> [What you have to do] Could you rewrite the items below as a JSON list of strings, one string per line with blank lines omitted, starting at the first line and stopping after the line that contains "performance-score: 4.8/5.0 (394, 607, 447, 627)"?

> [Material to process]
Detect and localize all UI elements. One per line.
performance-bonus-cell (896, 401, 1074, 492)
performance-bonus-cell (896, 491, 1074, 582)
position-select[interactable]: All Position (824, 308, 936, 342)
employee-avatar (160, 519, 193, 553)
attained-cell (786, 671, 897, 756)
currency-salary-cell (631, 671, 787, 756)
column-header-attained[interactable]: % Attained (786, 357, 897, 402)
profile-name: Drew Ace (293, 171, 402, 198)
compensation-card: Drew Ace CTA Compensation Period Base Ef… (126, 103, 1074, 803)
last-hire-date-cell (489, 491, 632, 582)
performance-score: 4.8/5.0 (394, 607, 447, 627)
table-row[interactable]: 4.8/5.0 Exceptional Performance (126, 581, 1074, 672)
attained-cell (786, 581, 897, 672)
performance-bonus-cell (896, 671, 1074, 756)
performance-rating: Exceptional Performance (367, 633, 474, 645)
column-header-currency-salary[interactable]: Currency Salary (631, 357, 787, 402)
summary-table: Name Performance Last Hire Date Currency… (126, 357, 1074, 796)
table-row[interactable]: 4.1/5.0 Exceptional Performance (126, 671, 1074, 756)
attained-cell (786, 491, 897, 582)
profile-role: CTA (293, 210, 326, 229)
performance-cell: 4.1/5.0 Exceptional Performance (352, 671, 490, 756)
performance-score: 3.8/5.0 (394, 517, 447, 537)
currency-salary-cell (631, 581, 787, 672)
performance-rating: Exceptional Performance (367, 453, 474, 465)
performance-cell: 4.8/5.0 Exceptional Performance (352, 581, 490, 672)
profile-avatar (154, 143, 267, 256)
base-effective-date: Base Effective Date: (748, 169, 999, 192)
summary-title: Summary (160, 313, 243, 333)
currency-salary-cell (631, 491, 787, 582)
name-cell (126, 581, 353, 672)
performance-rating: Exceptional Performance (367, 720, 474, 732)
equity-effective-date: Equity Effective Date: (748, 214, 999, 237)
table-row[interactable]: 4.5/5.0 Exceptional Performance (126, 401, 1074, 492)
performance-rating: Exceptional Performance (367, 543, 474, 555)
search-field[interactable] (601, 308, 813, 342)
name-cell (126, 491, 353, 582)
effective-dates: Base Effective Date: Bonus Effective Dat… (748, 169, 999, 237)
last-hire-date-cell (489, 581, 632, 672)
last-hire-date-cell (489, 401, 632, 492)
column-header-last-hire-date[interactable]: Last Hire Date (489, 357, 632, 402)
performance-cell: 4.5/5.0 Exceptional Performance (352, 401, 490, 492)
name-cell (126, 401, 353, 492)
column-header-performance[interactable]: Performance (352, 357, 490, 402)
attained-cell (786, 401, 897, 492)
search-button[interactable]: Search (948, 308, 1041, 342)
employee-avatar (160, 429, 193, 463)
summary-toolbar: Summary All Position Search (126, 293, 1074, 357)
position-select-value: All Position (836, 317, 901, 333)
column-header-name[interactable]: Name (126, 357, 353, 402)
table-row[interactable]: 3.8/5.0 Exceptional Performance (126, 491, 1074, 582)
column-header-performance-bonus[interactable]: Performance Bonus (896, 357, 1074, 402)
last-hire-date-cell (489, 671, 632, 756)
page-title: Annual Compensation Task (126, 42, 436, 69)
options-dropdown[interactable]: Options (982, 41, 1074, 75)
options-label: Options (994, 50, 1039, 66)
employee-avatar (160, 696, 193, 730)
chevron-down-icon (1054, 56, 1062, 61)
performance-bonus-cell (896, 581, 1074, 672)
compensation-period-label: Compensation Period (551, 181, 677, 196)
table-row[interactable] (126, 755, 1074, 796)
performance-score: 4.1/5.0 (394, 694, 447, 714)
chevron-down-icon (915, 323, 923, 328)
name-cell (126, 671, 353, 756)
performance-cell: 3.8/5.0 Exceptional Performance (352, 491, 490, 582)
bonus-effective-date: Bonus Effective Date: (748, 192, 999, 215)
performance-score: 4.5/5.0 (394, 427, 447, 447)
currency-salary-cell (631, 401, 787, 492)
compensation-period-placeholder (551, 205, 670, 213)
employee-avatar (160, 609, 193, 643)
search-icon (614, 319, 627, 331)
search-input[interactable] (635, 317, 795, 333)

> [Written response]
[
  "Detect and localize all UI elements. One per line.",
  "performance-bonus-cell (896, 401, 1074, 492)",
  "performance-bonus-cell (896, 491, 1074, 582)",
  "position-select[interactable]: All Position (824, 308, 936, 342)",
  "employee-avatar (160, 519, 193, 553)",
  "attained-cell (786, 671, 897, 756)",
  "currency-salary-cell (631, 671, 787, 756)",
  "column-header-attained[interactable]: % Attained (786, 357, 897, 402)",
  "profile-name: Drew Ace (293, 171, 402, 198)",
  "compensation-card: Drew Ace CTA Compensation Period Base Ef… (126, 103, 1074, 803)",
  "last-hire-date-cell (489, 491, 632, 582)",
  "performance-score: 4.8/5.0 (394, 607, 447, 627)"
]